## Begin

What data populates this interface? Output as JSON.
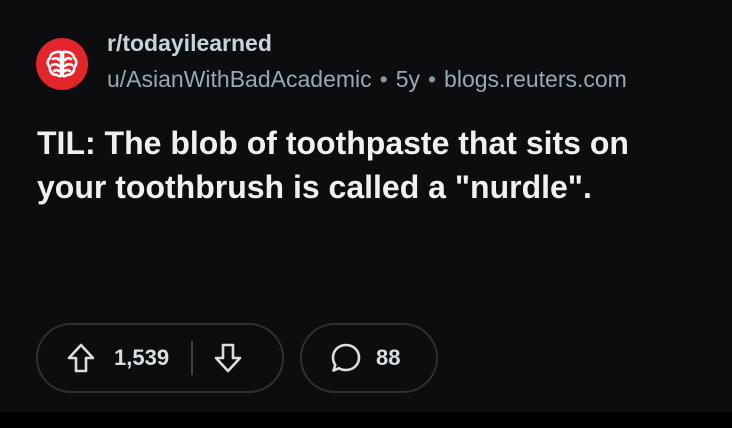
{
  "post": {
    "subreddit": "r/todayilearned",
    "author": "u/AsianWithBadAcademic",
    "age": "5y",
    "domain": "blogs.reuters.com",
    "separator": "•",
    "title": "TIL: The blob of toothpaste that sits on your toothbrush is called a \"nurdle\".",
    "subreddit_icon": "brain-icon",
    "accent_color": "#e4262b"
  },
  "actions": {
    "upvote_icon": "arrow-up-icon",
    "score": "1,539",
    "downvote_icon": "arrow-down-icon",
    "comment_icon": "comment-bubble-icon",
    "comment_count": "88"
  }
}
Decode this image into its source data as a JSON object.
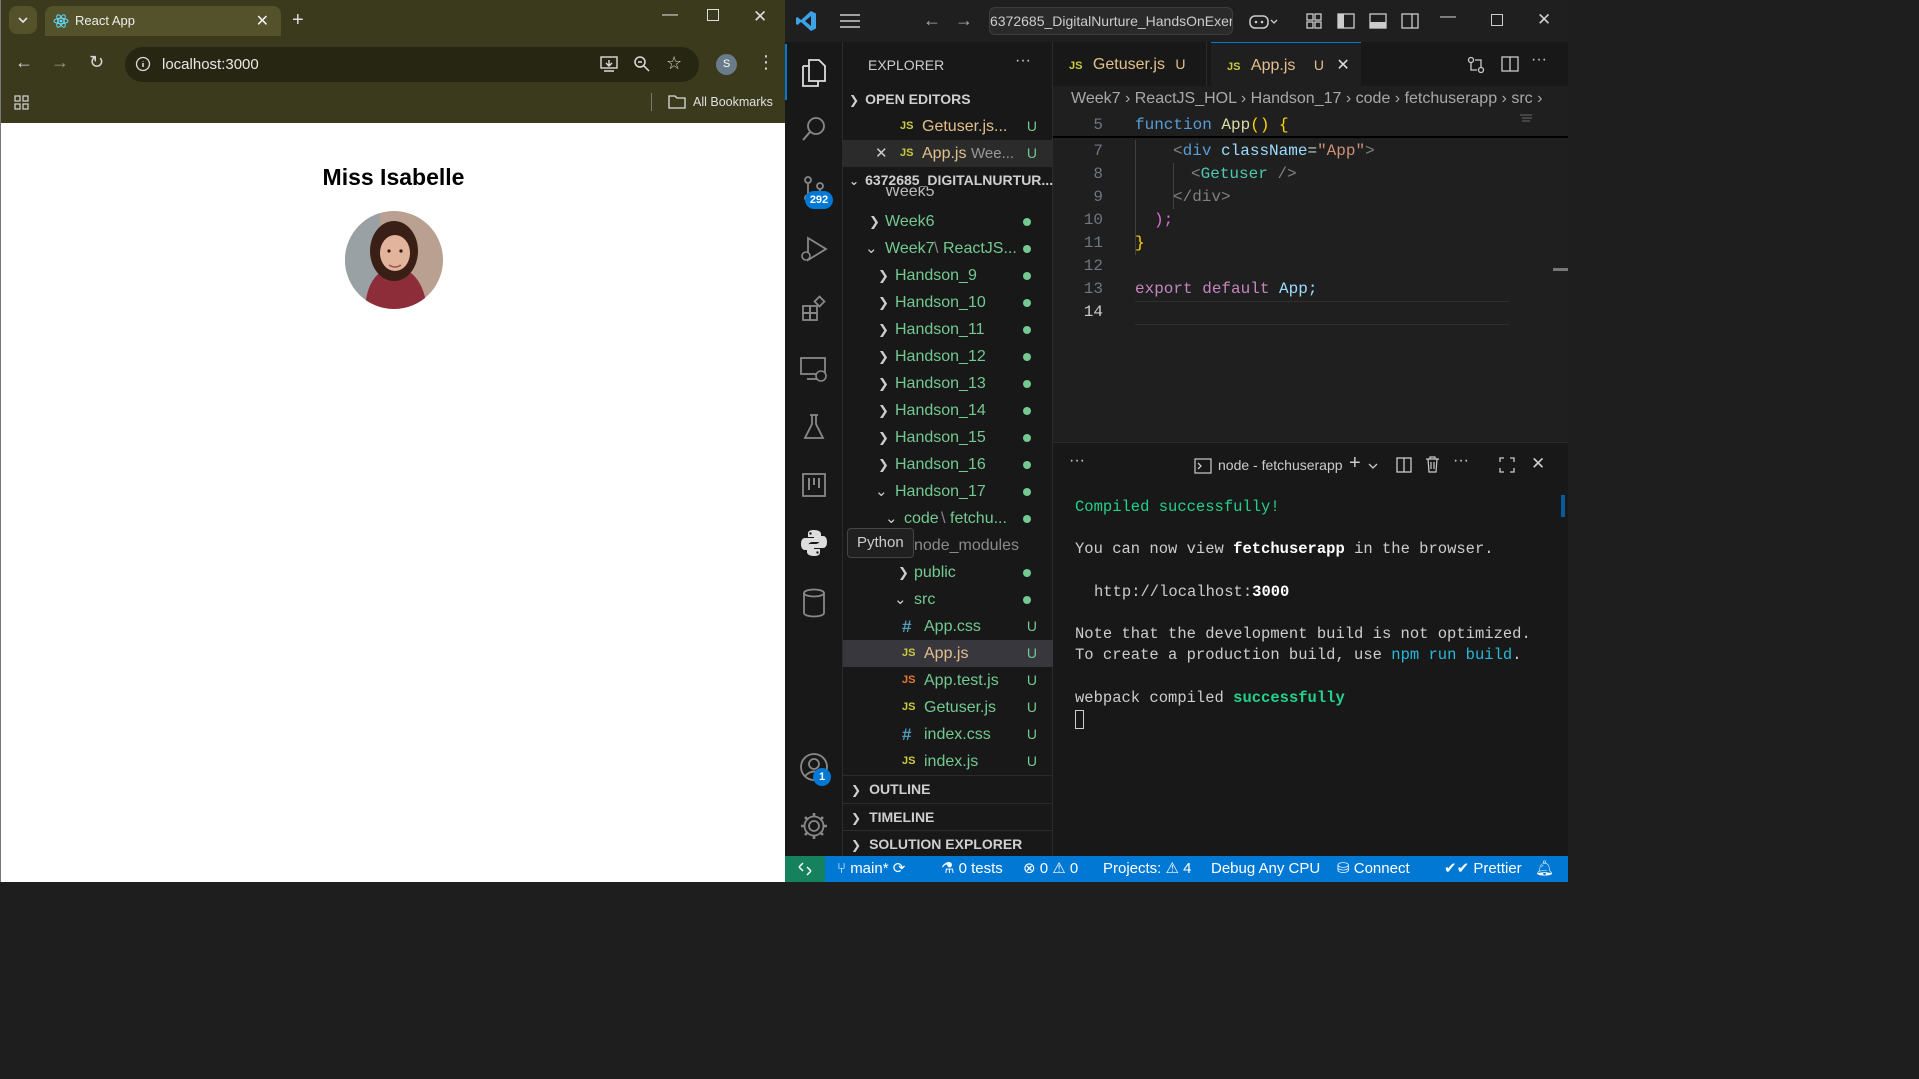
{
  "browser": {
    "tab_title": "React App",
    "url": "localhost:3000",
    "profile_initial": "S",
    "bookmarks_label": "All Bookmarks"
  },
  "page": {
    "heading": "Miss Isabelle"
  },
  "vscode": {
    "search_text": "6372685_DigitalNurture_HandsOnExer",
    "explorer_title": "EXPLORER",
    "open_editors_label": "OPEN EDITORS",
    "open_editors": [
      {
        "name": "Getuser.js...",
        "status": "U"
      },
      {
        "name": "App.js",
        "detail": "Wee...",
        "status": "U"
      }
    ],
    "workspace_label": "6372685_DIGITALNURTUR...",
    "tree": {
      "week5": "Week5",
      "week6": "Week6",
      "week7": "Week7",
      "week7_sep": "\\",
      "week7_sub": "ReactJS...",
      "handsons": [
        "Handson_9",
        "Handson_10",
        "Handson_11",
        "Handson_12",
        "Handson_13",
        "Handson_14",
        "Handson_15",
        "Handson_16",
        "Handson_17"
      ],
      "code": "code",
      "code_sep": "\\",
      "code_sub": "fetchu...",
      "node_modules": "node_modules",
      "public": "public",
      "src": "src",
      "files": [
        {
          "icon": "#",
          "name": "App.css",
          "status": "U"
        },
        {
          "icon": "JS",
          "name": "App.js",
          "status": "U"
        },
        {
          "icon": "JS",
          "name": "App.test.js",
          "status": "U"
        },
        {
          "icon": "JS",
          "name": "Getuser.js",
          "status": "U"
        },
        {
          "icon": "#",
          "name": "index.css",
          "status": "U"
        },
        {
          "icon": "JS",
          "name": "index.js",
          "status": "U"
        }
      ]
    },
    "tooltip": "Python",
    "bottom_sections": [
      "OUTLINE",
      "TIMELINE",
      "SOLUTION EXPLORER"
    ],
    "scm_badge": "292",
    "accounts_badge": "1",
    "tabs": [
      {
        "name": "Getuser.js",
        "status": "U"
      },
      {
        "name": "App.js",
        "status": "U"
      }
    ],
    "breadcrumb": [
      "Week7",
      "ReactJS_HOL",
      "Handson_17",
      "code",
      "fetchuserapp",
      "src"
    ],
    "code_lines": [
      {
        "n": "5"
      },
      {
        "n": "7"
      },
      {
        "n": "8"
      },
      {
        "n": "9"
      },
      {
        "n": "10"
      },
      {
        "n": "11"
      },
      {
        "n": "12"
      },
      {
        "n": "13"
      },
      {
        "n": "14"
      }
    ],
    "code_text": {
      "l5_kw": "function",
      "l5_fn": "App",
      "l5_paren": "()",
      "l5_brace": "{",
      "l7_open": "<",
      "l7_tag": "div",
      "l7_attr": "className",
      "l7_eq": "=",
      "l7_str": "\"App\"",
      "l7_close": ">",
      "l8_open": "<",
      "l8_tag": "Getuser",
      "l8_close": "/>",
      "l9_tag": "</div>",
      "l10": ");",
      "l11": "}",
      "l13_kw1": "export",
      "l13_kw2": "default",
      "l13_id": "App;"
    },
    "terminal": {
      "title": "node - fetchuserapp",
      "compiled": "Compiled successfully!",
      "view_prefix": "You can now view ",
      "app_name": "fetchuserapp",
      "view_suffix": " in the browser.",
      "url_label": "http://localhost:",
      "url_port": "3000",
      "note1": "Note that the development build is not optimized.",
      "note2_prefix": "To create a production build, use ",
      "note2_cmd": "npm run build",
      "note2_suffix": ".",
      "webpack_prefix": "webpack compiled ",
      "webpack_status": "successfully"
    },
    "status": {
      "branch": "main*",
      "tests": "0 tests",
      "errors": "0",
      "warnings": "0",
      "projects": "Projects:",
      "projects_count": "4",
      "debug": "Debug Any CPU",
      "connect": "Connect",
      "prettier": "Prettier"
    }
  }
}
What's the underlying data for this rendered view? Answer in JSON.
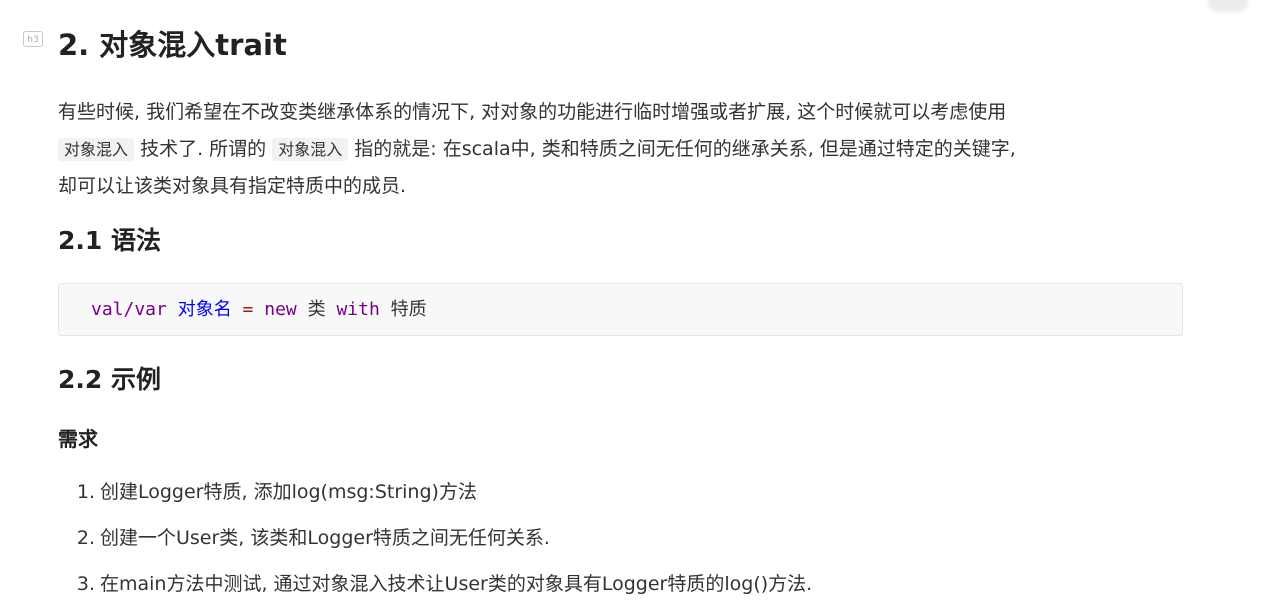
{
  "heading_marker": "h3",
  "title": "2. 对象混入trait",
  "intro": {
    "line1": "有些时候, 我们希望在不改变类继承体系的情况下, 对对象的功能进行临时增强或者扩展, 这个时候就可以考虑使用",
    "code1": "对象混入",
    "line2_mid": "技术了. 所谓的",
    "code2": "对象混入",
    "line2_end": "指的就是: 在scala中, 类和特质之间无任何的继承关系, 但是通过特定的关键字,",
    "line3": "却可以让该类对象具有指定特质中的成员."
  },
  "syntax_heading": "2.1 语法",
  "syntax_code": {
    "t1": "val/var",
    "t2": "对象名",
    "t3": "=",
    "t4": "new",
    "t5": "类",
    "t6": "with",
    "t7": "特质"
  },
  "example_heading": "2.2 示例",
  "requirement_heading": "需求",
  "requirements": [
    {
      "num": "1.",
      "text": "创建Logger特质, 添加log(msg:String)方法"
    },
    {
      "num": "2.",
      "text": "创建一个User类, 该类和Logger特质之间无任何关系."
    },
    {
      "num": "3.",
      "text": "在main方法中测试, 通过对象混入技术让User类的对象具有Logger特质的log()方法."
    }
  ]
}
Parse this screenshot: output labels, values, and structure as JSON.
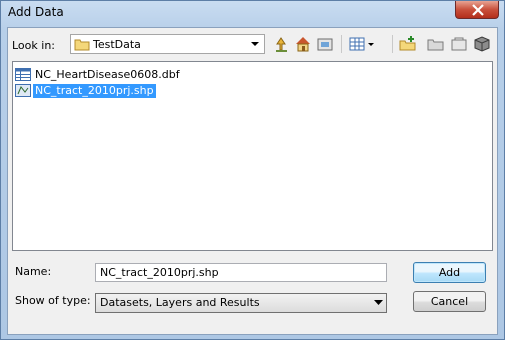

## End

» What you need to do
Return every line above that contains the word "successfully".

» Response to the exercise
      "compiled": "Compiled successfully!",
      "webpack_status": "successfully"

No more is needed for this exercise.